> **Stated goal**
Go through the records and copy each line where the word "JSON" occurs.

** start of Information given **

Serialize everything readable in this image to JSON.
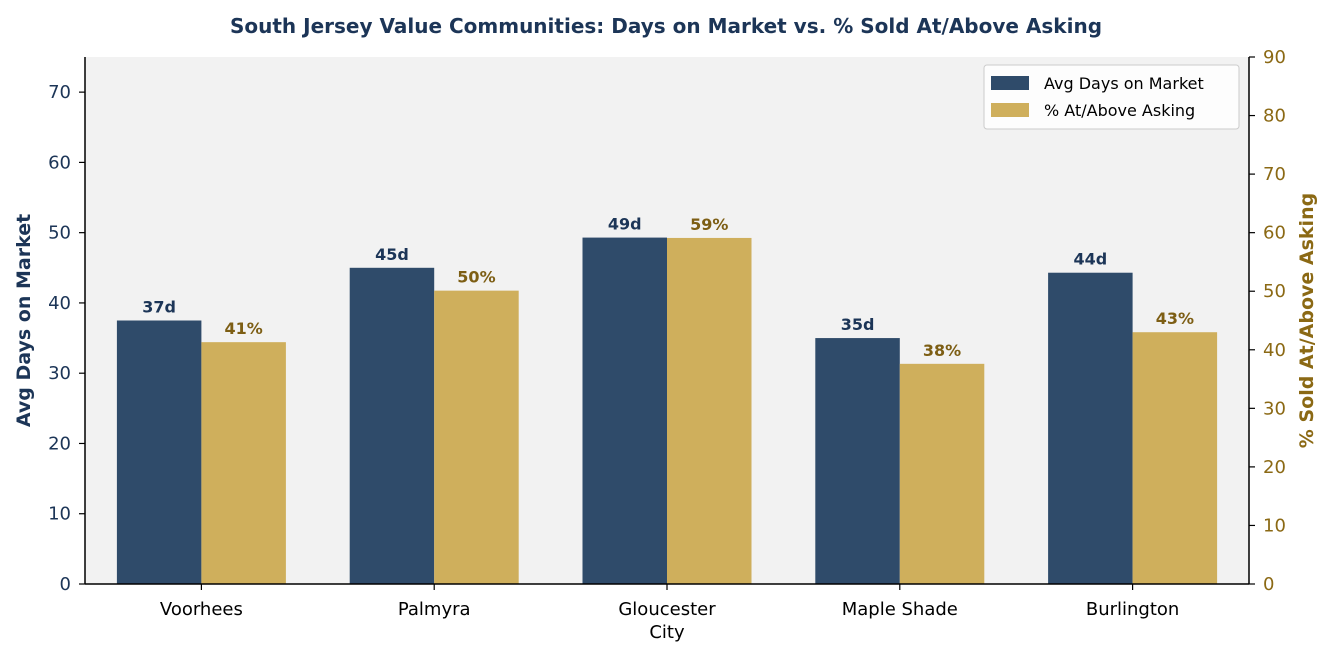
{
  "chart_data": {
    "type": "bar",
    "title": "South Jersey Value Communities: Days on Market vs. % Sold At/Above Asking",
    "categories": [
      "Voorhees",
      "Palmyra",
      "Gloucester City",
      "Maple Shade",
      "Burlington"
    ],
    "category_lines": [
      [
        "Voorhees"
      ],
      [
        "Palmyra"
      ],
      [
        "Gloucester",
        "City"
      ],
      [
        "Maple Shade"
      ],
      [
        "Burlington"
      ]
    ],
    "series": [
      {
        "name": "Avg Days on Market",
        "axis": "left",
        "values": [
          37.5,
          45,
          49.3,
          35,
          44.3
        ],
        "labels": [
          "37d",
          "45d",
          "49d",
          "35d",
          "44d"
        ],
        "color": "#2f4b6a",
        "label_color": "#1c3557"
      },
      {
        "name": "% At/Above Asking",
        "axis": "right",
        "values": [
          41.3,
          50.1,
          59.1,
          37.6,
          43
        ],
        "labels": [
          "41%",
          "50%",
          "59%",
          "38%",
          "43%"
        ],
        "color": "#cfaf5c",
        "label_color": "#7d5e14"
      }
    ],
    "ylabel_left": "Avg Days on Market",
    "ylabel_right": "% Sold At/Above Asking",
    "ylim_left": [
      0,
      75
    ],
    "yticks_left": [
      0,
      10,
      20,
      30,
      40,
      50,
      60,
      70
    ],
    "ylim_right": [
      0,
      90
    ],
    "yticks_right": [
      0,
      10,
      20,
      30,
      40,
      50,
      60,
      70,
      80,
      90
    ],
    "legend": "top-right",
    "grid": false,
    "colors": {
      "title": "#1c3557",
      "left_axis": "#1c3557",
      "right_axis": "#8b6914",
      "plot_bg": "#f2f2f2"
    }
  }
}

** end of Information given **
** start of Information given **

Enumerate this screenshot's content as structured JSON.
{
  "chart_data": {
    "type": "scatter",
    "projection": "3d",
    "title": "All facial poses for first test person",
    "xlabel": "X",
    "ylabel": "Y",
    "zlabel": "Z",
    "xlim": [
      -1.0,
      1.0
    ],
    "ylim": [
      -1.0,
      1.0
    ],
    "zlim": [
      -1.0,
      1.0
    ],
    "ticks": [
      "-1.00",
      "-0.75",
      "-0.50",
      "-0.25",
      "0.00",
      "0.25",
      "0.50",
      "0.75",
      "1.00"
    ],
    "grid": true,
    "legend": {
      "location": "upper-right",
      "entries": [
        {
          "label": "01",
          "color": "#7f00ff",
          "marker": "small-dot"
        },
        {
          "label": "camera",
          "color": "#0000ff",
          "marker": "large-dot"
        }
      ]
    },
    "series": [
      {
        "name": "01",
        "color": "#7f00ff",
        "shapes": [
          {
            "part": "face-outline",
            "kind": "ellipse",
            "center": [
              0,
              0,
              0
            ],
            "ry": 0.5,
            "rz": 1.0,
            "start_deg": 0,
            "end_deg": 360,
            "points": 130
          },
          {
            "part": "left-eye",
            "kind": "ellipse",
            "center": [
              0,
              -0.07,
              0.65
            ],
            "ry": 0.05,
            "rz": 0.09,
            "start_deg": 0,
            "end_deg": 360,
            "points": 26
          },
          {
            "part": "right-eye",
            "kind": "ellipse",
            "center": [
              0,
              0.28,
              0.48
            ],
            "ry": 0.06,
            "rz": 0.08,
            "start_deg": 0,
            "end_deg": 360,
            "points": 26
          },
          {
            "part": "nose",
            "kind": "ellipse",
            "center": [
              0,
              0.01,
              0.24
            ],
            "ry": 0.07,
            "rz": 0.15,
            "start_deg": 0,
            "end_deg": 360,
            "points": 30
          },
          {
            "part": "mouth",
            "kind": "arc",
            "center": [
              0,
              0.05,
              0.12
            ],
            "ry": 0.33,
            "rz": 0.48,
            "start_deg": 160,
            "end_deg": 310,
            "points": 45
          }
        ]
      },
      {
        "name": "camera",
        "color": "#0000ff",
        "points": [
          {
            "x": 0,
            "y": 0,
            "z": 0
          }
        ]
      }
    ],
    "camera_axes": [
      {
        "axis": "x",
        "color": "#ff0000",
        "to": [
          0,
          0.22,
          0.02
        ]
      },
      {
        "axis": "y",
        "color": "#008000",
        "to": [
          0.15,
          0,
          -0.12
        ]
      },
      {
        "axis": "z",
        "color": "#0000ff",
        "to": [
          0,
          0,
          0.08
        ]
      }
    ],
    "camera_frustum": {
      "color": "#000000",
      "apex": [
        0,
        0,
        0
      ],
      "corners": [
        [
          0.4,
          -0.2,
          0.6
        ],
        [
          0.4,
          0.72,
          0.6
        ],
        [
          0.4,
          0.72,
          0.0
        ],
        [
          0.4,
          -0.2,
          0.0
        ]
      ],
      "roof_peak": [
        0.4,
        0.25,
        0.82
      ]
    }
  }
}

** end of Information given **

> **Full output**
Serialize everything readable in this image to JSON.
Enumerate this screenshot's content as structured JSON.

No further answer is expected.